Source material —
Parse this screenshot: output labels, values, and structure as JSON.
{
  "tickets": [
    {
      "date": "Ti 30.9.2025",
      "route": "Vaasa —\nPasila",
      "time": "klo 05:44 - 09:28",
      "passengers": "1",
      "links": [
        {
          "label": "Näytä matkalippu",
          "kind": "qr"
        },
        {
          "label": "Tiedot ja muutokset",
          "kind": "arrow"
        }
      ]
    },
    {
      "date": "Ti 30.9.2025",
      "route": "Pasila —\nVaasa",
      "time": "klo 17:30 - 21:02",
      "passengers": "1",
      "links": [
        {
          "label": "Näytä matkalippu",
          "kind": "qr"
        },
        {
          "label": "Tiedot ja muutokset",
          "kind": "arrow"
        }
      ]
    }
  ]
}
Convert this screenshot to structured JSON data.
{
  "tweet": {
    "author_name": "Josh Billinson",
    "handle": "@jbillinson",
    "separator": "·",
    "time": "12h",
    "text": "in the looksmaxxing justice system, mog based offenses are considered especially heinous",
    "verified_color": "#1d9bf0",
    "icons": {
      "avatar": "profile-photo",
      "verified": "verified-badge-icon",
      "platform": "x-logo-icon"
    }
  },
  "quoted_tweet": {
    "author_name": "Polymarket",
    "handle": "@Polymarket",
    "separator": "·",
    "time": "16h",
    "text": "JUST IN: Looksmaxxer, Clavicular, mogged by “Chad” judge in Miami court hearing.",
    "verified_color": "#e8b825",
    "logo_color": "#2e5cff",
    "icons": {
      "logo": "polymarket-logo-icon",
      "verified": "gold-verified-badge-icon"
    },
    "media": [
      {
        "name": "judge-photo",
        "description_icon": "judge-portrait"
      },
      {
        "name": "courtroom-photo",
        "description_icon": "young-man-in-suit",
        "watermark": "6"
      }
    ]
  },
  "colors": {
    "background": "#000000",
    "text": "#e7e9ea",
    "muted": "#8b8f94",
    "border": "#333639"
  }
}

Directions — Take the line with "Convert this screenshot" and all lines after it through the end of the records, and write them out exactly; include nothing else.

Task answer —
Convert this screenshot to structured JSON data.
{
  "tweet": {
    "author_name": "Josh Billinson",
    "handle": "@jbillinson",
    "separator": "·",
    "time": "12h",
    "text": "in the looksmaxxing justice system, mog based offenses are considered especially heinous",
    "verified_color": "#1d9bf0",
    "icons": {
      "avatar": "profile-photo",
      "verified": "verified-badge-icon",
      "platform": "x-logo-icon"
    }
  },
  "quoted_tweet": {
    "author_name": "Polymarket",
    "handle": "@Polymarket",
    "separator": "·",
    "time": "16h",
    "text": "JUST IN: Looksmaxxer, Clavicular, mogged by “Chad” judge in Miami court hearing.",
    "verified_color": "#e8b825",
    "logo_color": "#2e5cff",
    "icons": {
      "logo": "polymarket-logo-icon",
      "verified": "gold-verified-badge-icon"
    },
    "media": [
      {
        "name": "judge-photo",
        "description_icon": "judge-portrait"
      },
      {
        "name": "courtroom-photo",
        "description_icon": "young-man-in-suit",
        "watermark": "6"
      }
    ]
  },
  "colors": {
    "background": "#000000",
    "text": "#e7e9ea",
    "muted": "#8b8f94",
    "border": "#333639"
  }
}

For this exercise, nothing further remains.